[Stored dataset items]
____
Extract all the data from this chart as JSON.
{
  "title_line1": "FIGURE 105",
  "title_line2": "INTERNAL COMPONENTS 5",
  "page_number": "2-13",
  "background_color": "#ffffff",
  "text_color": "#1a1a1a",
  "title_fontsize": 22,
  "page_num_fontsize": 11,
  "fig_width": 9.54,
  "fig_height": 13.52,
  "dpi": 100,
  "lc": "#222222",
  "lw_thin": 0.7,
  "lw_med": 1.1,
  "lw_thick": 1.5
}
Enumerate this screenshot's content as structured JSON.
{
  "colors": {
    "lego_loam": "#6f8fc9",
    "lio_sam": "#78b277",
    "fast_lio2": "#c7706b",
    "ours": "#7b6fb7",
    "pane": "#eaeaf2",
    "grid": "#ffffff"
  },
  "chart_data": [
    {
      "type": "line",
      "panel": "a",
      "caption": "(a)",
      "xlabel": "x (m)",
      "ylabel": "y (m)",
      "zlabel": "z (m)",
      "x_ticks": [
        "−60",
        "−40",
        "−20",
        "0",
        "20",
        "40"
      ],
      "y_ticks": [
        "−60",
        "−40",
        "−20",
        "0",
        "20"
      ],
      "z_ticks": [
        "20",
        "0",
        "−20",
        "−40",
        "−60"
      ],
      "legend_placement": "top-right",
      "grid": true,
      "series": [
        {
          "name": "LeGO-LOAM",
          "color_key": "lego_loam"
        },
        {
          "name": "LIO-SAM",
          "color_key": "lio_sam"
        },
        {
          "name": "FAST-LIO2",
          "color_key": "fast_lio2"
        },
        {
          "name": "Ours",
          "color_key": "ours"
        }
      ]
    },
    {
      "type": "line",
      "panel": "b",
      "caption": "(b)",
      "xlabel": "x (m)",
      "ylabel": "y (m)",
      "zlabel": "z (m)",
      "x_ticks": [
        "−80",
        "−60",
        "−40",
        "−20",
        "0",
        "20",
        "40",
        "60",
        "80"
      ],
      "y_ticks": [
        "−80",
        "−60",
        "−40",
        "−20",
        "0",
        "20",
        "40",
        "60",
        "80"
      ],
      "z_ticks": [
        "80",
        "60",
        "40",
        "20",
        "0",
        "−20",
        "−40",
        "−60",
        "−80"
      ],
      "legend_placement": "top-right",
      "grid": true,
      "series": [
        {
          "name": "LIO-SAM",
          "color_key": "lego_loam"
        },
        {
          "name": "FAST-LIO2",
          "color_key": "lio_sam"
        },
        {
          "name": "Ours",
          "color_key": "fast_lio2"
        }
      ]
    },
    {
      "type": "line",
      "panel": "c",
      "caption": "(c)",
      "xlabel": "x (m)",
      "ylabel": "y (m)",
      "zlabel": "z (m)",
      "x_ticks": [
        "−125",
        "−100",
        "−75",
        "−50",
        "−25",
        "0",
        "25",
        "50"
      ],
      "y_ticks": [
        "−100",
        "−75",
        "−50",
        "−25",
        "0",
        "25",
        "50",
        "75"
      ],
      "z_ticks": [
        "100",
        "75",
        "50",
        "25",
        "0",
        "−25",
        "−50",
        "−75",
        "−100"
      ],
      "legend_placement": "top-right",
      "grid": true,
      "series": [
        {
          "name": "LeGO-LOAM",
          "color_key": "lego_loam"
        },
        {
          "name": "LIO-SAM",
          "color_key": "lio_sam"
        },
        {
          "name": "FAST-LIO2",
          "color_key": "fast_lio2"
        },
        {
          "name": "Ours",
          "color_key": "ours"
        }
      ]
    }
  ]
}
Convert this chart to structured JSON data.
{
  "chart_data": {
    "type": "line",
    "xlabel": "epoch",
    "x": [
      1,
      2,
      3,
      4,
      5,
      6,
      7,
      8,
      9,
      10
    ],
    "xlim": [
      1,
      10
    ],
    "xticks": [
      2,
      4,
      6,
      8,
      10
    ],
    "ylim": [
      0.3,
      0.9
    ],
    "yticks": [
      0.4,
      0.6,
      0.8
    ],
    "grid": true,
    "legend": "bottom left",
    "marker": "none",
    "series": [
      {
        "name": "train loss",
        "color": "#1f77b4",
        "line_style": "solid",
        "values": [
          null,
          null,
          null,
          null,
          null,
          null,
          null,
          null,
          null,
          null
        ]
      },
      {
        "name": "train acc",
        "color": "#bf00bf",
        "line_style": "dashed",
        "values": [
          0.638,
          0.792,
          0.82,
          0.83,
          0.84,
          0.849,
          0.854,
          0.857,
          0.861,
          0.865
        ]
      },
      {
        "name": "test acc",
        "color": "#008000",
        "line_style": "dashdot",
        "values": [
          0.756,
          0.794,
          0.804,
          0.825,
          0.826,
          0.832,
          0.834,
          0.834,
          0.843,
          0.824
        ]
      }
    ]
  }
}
____
• What you should do
Please repeat the material above, word for word and in full.

• Exercise output
Extract all the data from this chart as JSON.
{
  "title_line1": "FIGURE 105",
  "title_line2": "INTERNAL COMPONENTS 5",
  "page_number": "2-13",
  "background_color": "#ffffff",
  "text_color": "#1a1a1a",
  "title_fontsize": 22,
  "page_num_fontsize": 11,
  "fig_width": 9.54,
  "fig_height": 13.52,
  "dpi": 100,
  "lc": "#222222",
  "lw_thin": 0.7,
  "lw_med": 1.1,
  "lw_thick": 1.5
}
Enumerate this screenshot's content as structured JSON.
{
  "colors": {
    "lego_loam": "#6f8fc9",
    "lio_sam": "#78b277",
    "fast_lio2": "#c7706b",
    "ours": "#7b6fb7",
    "pane": "#eaeaf2",
    "grid": "#ffffff"
  },
  "chart_data": [
    {
      "type": "line",
      "panel": "a",
      "caption": "(a)",
      "xlabel": "x (m)",
      "ylabel": "y (m)",
      "zlabel": "z (m)",
      "x_ticks": [
        "−60",
        "−40",
        "−20",
        "0",
        "20",
        "40"
      ],
      "y_ticks": [
        "−60",
        "−40",
        "−20",
        "0",
        "20"
      ],
      "z_ticks": [
        "20",
        "0",
        "−20",
        "−40",
        "−60"
      ],
      "legend_placement": "top-right",
      "grid": true,
      "series": [
        {
          "name": "LeGO-LOAM",
          "color_key": "lego_loam"
        },
        {
          "name": "LIO-SAM",
          "color_key": "lio_sam"
        },
        {
          "name": "FAST-LIO2",
          "color_key": "fast_lio2"
        },
        {
          "name": "Ours",
          "color_key": "ours"
        }
      ]
    },
    {
      "type": "line",
      "panel": "b",
      "caption": "(b)",
      "xlabel": "x (m)",
      "ylabel": "y (m)",
      "zlabel": "z (m)",
      "x_ticks": [
        "−80",
        "−60",
        "−40",
        "−20",
        "0",
        "20",
        "40",
        "60",
        "80"
      ],
      "y_ticks": [
        "−80",
        "−60",
        "−40",
        "−20",
        "0",
        "20",
        "40",
        "60",
        "80"
      ],
      "z_ticks": [
        "80",
        "60",
        "40",
        "20",
        "0",
        "−20",
        "−40",
        "−60",
        "−80"
      ],
      "legend_placement": "top-right",
      "grid": true,
      "series": [
        {
          "name": "LIO-SAM",
          "color_key": "lego_loam"
        },
        {
          "name": "FAST-LIO2",
          "color_key": "lio_sam"
        },
        {
          "name": "Ours",
          "color_key": "fast_lio2"
        }
      ]
    },
    {
      "type": "line",
      "panel": "c",
      "caption": "(c)",
      "xlabel": "x (m)",
      "ylabel": "y (m)",
      "zlabel": "z (m)",
      "x_ticks": [
        "−125",
        "−100",
        "−75",
        "−50",
        "−25",
        "0",
        "25",
        "50"
      ],
      "y_ticks": [
        "−100",
        "−75",
        "−50",
        "−25",
        "0",
        "25",
        "50",
        "75"
      ],
      "z_ticks": [
        "100",
        "75",
        "50",
        "25",
        "0",
        "−25",
        "−50",
        "−75",
        "−100"
      ],
      "legend_placement": "top-right",
      "grid": true,
      "series": [
        {
          "name": "LeGO-LOAM",
          "color_key": "lego_loam"
        },
        {
          "name": "LIO-SAM",
          "color_key": "lio_sam"
        },
        {
          "name": "FAST-LIO2",
          "color_key": "fast_lio2"
        },
        {
          "name": "Ours",
          "color_key": "ours"
        }
      ]
    }
  ]
}
Convert this chart to structured JSON data.
{
  "chart_data": {
    "type": "line",
    "xlabel": "epoch",
    "x": [
      1,
      2,
      3,
      4,
      5,
      6,
      7,
      8,
      9,
      10
    ],
    "xlim": [
      1,
      10
    ],
    "xticks": [
      2,
      4,
      6,
      8,
      10
    ],
    "ylim": [
      0.3,
      0.9
    ],
    "yticks": [
      0.4,
      0.6,
      0.8
    ],
    "grid": true,
    "legend": "bottom left",
    "marker": "none",
    "series": [
      {
        "name": "train loss",
        "color": "#1f77b4",
        "line_style": "solid",
        "values": [
          null,
          null,
          null,
          null,
          null,
          null,
          null,
          null,
          null,
          null
        ]
      },
      {
        "name": "train acc",
        "color": "#bf00bf",
        "line_style": "dashed",
        "values": [
          0.638,
          0.792,
          0.82,
          0.83,
          0.84,
          0.849,
          0.854,
          0.857,
          0.861,
          0.865
        ]
      },
      {
        "name": "test acc",
        "color": "#008000",
        "line_style": "dashdot",
        "values": [
          0.756,
          0.794,
          0.804,
          0.825,
          0.826,
          0.832,
          0.834,
          0.834,
          0.843,
          0.824
        ]
      }
    ]
  }
}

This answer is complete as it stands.